■ Requirements: Copy out lines with the word "name" from the material that follows.

■ Source material:
* begin *
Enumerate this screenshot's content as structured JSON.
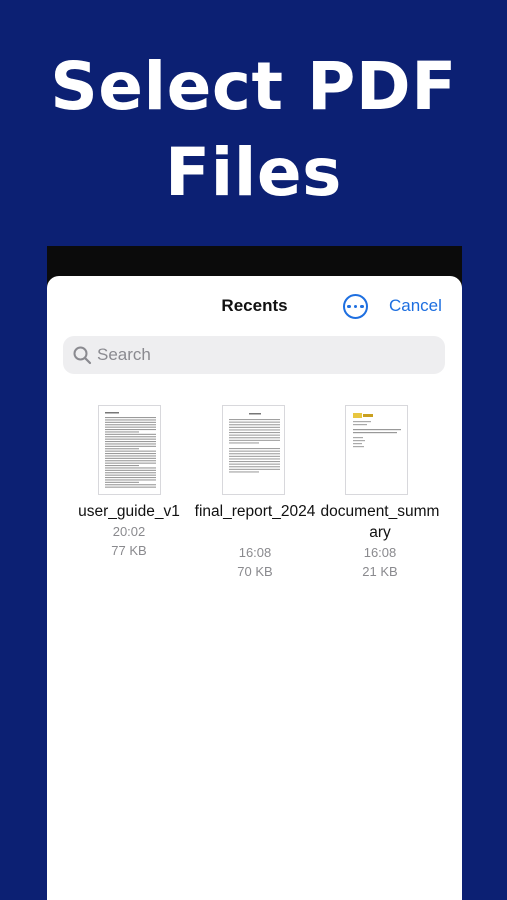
{
  "headline": {
    "line1": "Select PDF",
    "line2": "Files"
  },
  "sheet": {
    "title": "Recents",
    "more_icon": "ellipsis-circle-icon",
    "cancel_label": "Cancel"
  },
  "search": {
    "placeholder": "Search",
    "value": "",
    "icon": "magnifier-icon"
  },
  "files": [
    {
      "name": "user_guide_v1",
      "time": "20:02",
      "size": "77 KB"
    },
    {
      "name": "final_report_2024",
      "time": "16:08",
      "size": "70 KB"
    },
    {
      "name": "document_summary",
      "time": "16:08",
      "size": "21 KB"
    }
  ],
  "colors": {
    "background": "#0c2073",
    "accent": "#1e6fe0",
    "search_bg": "#eeeef0",
    "secondary_text": "#8a8a8e"
  }
}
* end *
■ Exercise result:
      "name": "user_guide_v1",
      "name": "final_report_2024",
      "name": "document_summary",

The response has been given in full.